▸ DIRECTIONS: Work out how many lines of the material below mention the word "time"; reply with the number only.

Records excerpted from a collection
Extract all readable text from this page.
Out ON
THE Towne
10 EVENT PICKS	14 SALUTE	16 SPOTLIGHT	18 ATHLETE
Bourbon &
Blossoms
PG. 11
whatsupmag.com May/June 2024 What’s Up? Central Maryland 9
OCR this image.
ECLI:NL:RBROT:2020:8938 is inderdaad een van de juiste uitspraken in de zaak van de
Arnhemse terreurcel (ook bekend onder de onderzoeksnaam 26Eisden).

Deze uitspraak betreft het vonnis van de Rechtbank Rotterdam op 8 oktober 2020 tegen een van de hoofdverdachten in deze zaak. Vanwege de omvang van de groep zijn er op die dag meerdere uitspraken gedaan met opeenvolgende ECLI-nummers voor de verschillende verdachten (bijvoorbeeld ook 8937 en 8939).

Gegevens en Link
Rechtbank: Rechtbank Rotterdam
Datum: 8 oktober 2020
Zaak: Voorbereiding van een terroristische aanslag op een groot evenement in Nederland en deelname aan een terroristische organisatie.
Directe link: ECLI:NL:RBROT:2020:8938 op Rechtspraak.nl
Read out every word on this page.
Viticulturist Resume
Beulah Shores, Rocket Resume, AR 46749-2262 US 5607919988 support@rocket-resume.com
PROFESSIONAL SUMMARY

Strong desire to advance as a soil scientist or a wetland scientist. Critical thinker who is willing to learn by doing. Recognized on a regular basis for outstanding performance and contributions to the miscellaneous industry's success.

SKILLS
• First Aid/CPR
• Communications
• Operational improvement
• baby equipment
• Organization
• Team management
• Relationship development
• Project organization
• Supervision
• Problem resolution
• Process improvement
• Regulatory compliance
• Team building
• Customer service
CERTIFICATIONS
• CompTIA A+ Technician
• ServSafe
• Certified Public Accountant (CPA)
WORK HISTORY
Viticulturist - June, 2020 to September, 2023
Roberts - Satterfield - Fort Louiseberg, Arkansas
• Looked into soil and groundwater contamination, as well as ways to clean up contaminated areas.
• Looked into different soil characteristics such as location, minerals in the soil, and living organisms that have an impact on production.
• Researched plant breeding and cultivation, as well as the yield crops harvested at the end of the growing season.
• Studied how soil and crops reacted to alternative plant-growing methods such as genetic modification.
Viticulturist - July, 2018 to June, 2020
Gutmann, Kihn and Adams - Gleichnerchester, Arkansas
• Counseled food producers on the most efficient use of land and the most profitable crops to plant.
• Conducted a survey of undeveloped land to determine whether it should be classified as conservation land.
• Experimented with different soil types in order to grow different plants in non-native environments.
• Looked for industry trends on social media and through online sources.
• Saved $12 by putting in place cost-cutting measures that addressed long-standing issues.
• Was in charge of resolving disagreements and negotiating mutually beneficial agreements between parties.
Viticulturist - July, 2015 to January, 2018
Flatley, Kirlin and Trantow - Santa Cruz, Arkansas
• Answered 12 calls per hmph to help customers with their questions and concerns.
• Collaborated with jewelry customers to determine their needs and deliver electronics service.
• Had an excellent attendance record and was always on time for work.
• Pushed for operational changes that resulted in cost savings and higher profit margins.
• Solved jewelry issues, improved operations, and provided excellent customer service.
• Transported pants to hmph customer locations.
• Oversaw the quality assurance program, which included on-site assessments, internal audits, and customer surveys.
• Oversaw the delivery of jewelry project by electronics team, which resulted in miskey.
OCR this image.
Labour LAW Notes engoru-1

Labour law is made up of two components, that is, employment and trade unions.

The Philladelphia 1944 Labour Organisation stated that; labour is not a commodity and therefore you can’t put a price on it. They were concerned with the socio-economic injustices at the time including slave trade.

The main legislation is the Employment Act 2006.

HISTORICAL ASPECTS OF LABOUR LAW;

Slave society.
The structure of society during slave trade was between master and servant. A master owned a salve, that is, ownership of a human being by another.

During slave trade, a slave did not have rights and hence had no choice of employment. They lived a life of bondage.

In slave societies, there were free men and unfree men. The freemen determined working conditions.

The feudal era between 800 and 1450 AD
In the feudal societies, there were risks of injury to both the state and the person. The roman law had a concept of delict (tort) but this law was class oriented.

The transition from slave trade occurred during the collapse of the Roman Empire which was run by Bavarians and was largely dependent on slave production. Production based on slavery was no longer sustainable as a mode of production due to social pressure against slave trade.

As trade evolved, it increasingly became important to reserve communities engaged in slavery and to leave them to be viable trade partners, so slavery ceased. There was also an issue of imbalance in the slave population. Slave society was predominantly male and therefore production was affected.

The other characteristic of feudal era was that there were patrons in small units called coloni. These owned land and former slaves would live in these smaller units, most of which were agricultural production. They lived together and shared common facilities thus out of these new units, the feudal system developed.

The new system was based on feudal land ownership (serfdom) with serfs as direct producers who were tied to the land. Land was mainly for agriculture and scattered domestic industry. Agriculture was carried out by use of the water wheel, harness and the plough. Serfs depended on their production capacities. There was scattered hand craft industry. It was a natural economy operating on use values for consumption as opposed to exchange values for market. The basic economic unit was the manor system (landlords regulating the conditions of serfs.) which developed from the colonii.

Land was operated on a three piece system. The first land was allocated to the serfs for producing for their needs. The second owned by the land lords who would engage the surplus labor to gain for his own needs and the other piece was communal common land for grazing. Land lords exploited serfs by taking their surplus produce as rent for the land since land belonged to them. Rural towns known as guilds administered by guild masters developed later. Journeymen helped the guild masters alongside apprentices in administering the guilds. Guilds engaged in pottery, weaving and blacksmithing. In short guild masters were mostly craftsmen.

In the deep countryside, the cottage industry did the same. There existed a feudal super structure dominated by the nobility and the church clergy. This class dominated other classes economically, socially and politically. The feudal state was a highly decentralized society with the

▸ EXERCISE SOLUTION: 2